_Source data_
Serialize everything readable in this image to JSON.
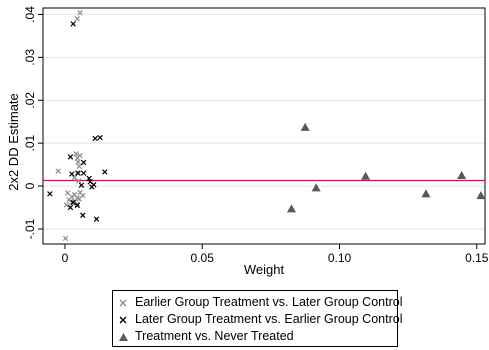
{
  "chart_data": {
    "type": "scatter",
    "xlabel": "Weight",
    "ylabel": "2x2 DD Estimate",
    "xlim": [
      -0.008,
      0.153
    ],
    "ylim": [
      -0.0135,
      0.0415
    ],
    "x_ticks": [
      {
        "value": 0,
        "label": "0"
      },
      {
        "value": 0.05,
        "label": "0.05"
      },
      {
        "value": 0.1,
        "label": "0.10"
      },
      {
        "value": 0.15,
        "label": "0.15"
      }
    ],
    "y_ticks": [
      {
        "value": -0.01,
        "label": "-.01"
      },
      {
        "value": 0,
        "label": "0"
      },
      {
        "value": 0.01,
        "label": ".01"
      },
      {
        "value": 0.02,
        "label": ".02"
      },
      {
        "value": 0.03,
        "label": ".03"
      },
      {
        "value": 0.04,
        "label": ".04"
      }
    ],
    "grid": "horizontal",
    "reference_line": {
      "y": 0.0013,
      "color": "#c2185b"
    },
    "legend_position": "bottom",
    "series": [
      {
        "name": "Earlier Group Treatment vs. Later Group Control",
        "marker": "x",
        "color": "#8c8c8c",
        "points": [
          {
            "x": 0.0045,
            "y": 0.039
          },
          {
            "x": 0.0055,
            "y": 0.0404
          },
          {
            "x": 0.004,
            "y": 0.0075
          },
          {
            "x": 0.0055,
            "y": 0.0071
          },
          {
            "x": 0.0045,
            "y": 0.0065
          },
          {
            "x": 0.0048,
            "y": 0.0056
          },
          {
            "x": 0.0052,
            "y": 0.0046
          },
          {
            "x": -0.0025,
            "y": 0.0035
          },
          {
            "x": 0.0045,
            "y": 0.0031
          },
          {
            "x": 0.0035,
            "y": 0.002
          },
          {
            "x": 0.005,
            "y": 0.0012
          },
          {
            "x": 0.001,
            "y": -0.0016
          },
          {
            "x": 0.0025,
            "y": -0.0025
          },
          {
            "x": 0.0035,
            "y": -0.002
          },
          {
            "x": 0.0045,
            "y": -0.0028
          },
          {
            "x": 0.0055,
            "y": -0.0015
          },
          {
            "x": 0.0015,
            "y": -0.0032
          },
          {
            "x": 0.0025,
            "y": -0.0039
          },
          {
            "x": 0.0035,
            "y": -0.0036
          },
          {
            "x": 0.0045,
            "y": -0.0042
          },
          {
            "x": 0.0052,
            "y": -0.003
          },
          {
            "x": 0.0005,
            "y": -0.0044
          },
          {
            "x": 0.0065,
            "y": -0.0022
          },
          {
            "x": 0.0002,
            "y": -0.0122
          }
        ]
      },
      {
        "name": "Later Group Treatment vs. Earlier Group Control",
        "marker": "x",
        "color": "#000000",
        "points": [
          {
            "x": 0.003,
            "y": 0.0378
          },
          {
            "x": 0.002,
            "y": 0.0068
          },
          {
            "x": 0.0068,
            "y": 0.0055
          },
          {
            "x": 0.011,
            "y": 0.0111
          },
          {
            "x": 0.0128,
            "y": 0.0113
          },
          {
            "x": 0.0145,
            "y": 0.0033
          },
          {
            "x": 0.0025,
            "y": 0.0028
          },
          {
            "x": 0.0048,
            "y": 0.003
          },
          {
            "x": 0.0068,
            "y": 0.003
          },
          {
            "x": 0.0088,
            "y": 0.0018
          },
          {
            "x": 0.0092,
            "y": 0.001
          },
          {
            "x": 0.0105,
            "y": 0.0003
          },
          {
            "x": 0.006,
            "y": 0.0002
          },
          {
            "x": 0.0098,
            "y": -0.0002
          },
          {
            "x": -0.0055,
            "y": -0.0018
          },
          {
            "x": 0.003,
            "y": -0.0038
          },
          {
            "x": 0.0045,
            "y": -0.0045
          },
          {
            "x": 0.002,
            "y": -0.005
          },
          {
            "x": 0.0065,
            "y": -0.0068
          },
          {
            "x": 0.0115,
            "y": -0.0077
          }
        ]
      },
      {
        "name": "Treatment vs. Never Treated",
        "marker": "triangle",
        "color": "#595959",
        "points": [
          {
            "x": 0.0875,
            "y": 0.0137
          },
          {
            "x": 0.0915,
            "y": -0.0004
          },
          {
            "x": 0.0825,
            "y": -0.0053
          },
          {
            "x": 0.1095,
            "y": 0.0023
          },
          {
            "x": 0.1315,
            "y": -0.0018
          },
          {
            "x": 0.1445,
            "y": 0.0025
          },
          {
            "x": 0.1515,
            "y": -0.0022
          }
        ]
      }
    ]
  }
}
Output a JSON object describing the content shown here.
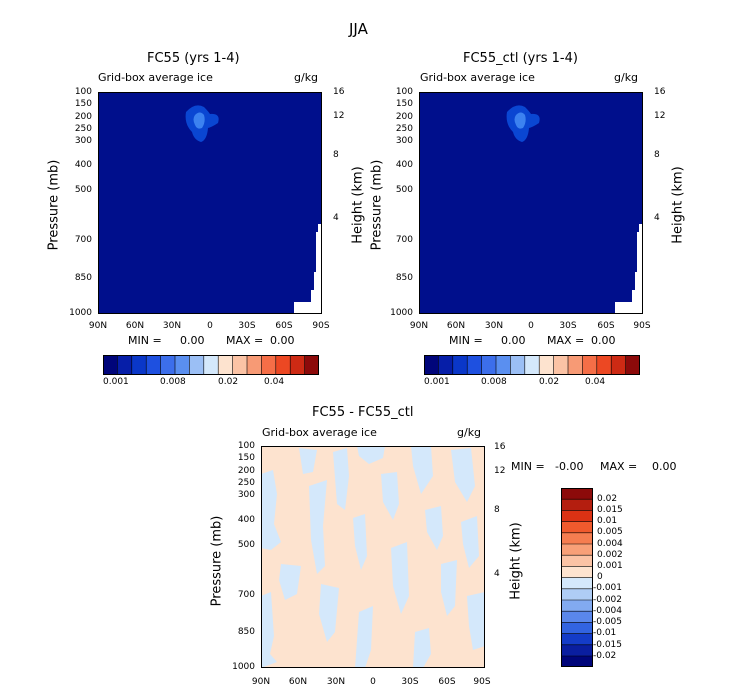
{
  "page_title": "JJA",
  "colors": {
    "background": "#ffffff",
    "field_dark_blue": "#000f8c",
    "contour_blue": "#0a46d2",
    "light_peach": "#fde3cf",
    "light_blue": "#d4e8fb"
  },
  "chart_data": [
    {
      "type": "heatmap",
      "title": "FC55 (yrs 1-4)",
      "subtitle": "Grid-box average ice",
      "units": "g/kg",
      "xlabel": "",
      "ylabel": "Pressure (mb)",
      "ylabel_right": "Height (km)",
      "x_ticks": [
        "90N",
        "60N",
        "30N",
        "0",
        "30S",
        "60S",
        "90S"
      ],
      "x_range": [
        90,
        -90
      ],
      "y_ticks": [
        "100",
        "150",
        "200",
        "250",
        "300",
        "400",
        "500",
        "700",
        "850",
        "1000"
      ],
      "y_range": [
        100,
        1000
      ],
      "height_ticks": [
        "16",
        "12",
        "8",
        "4"
      ],
      "min_label": "MIN =",
      "min_value": "0.00",
      "max_label": "MAX =",
      "max_value": "0.00",
      "colorbar_labels": [
        "0.001",
        "0.008",
        "0.02",
        "0.04"
      ],
      "feature": "small ice maximum near 200 mb, 10N"
    },
    {
      "type": "heatmap",
      "title": "FC55_ctl (yrs 1-4)",
      "subtitle": "Grid-box average ice",
      "units": "g/kg",
      "xlabel": "",
      "ylabel": "Pressure (mb)",
      "ylabel_right": "Height (km)",
      "x_ticks": [
        "90N",
        "60N",
        "30N",
        "0",
        "30S",
        "60S",
        "90S"
      ],
      "x_range": [
        90,
        -90
      ],
      "y_ticks": [
        "100",
        "150",
        "200",
        "250",
        "300",
        "400",
        "500",
        "700",
        "850",
        "1000"
      ],
      "y_range": [
        100,
        1000
      ],
      "height_ticks": [
        "16",
        "12",
        "8",
        "4"
      ],
      "min_label": "MIN =",
      "min_value": "0.00",
      "max_label": "MAX =",
      "max_value": "0.00",
      "colorbar_labels": [
        "0.001",
        "0.008",
        "0.02",
        "0.04"
      ],
      "feature": "small ice maximum near 200 mb, 10N"
    },
    {
      "type": "heatmap",
      "title": "FC55 - FC55_ctl",
      "subtitle": "Grid-box average ice",
      "units": "g/kg",
      "xlabel": "",
      "ylabel": "Pressure (mb)",
      "ylabel_right": "Height (km)",
      "x_ticks": [
        "90N",
        "60N",
        "30N",
        "0",
        "30S",
        "60S",
        "90S"
      ],
      "x_range": [
        90,
        -90
      ],
      "y_ticks": [
        "100",
        "150",
        "200",
        "250",
        "300",
        "400",
        "500",
        "700",
        "850",
        "1000"
      ],
      "y_range": [
        100,
        1000
      ],
      "height_ticks": [
        "16",
        "12",
        "8",
        "4"
      ],
      "min_label": "MIN =",
      "min_value": "-0.00",
      "max_label": "MAX =",
      "max_value": "0.00",
      "colorbar_labels": [
        "0.02",
        "0.015",
        "0.01",
        "0.005",
        "0.004",
        "0.002",
        "0.001",
        "0",
        "-0.001",
        "-0.002",
        "-0.004",
        "-0.005",
        "-0.01",
        "-0.015",
        "-0.02"
      ],
      "feature": "near-zero differences alternating between 0 to 0.001 and -0.001 to 0"
    }
  ]
}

_TO BE DONE_
Which lines in the listing above hold the word "Later"? Show each of them.

_THE SOLUTION_
        "name": "Earlier Group Treatment vs. Later Group Control",
        "name": "Later Group Treatment vs. Earlier Group Control",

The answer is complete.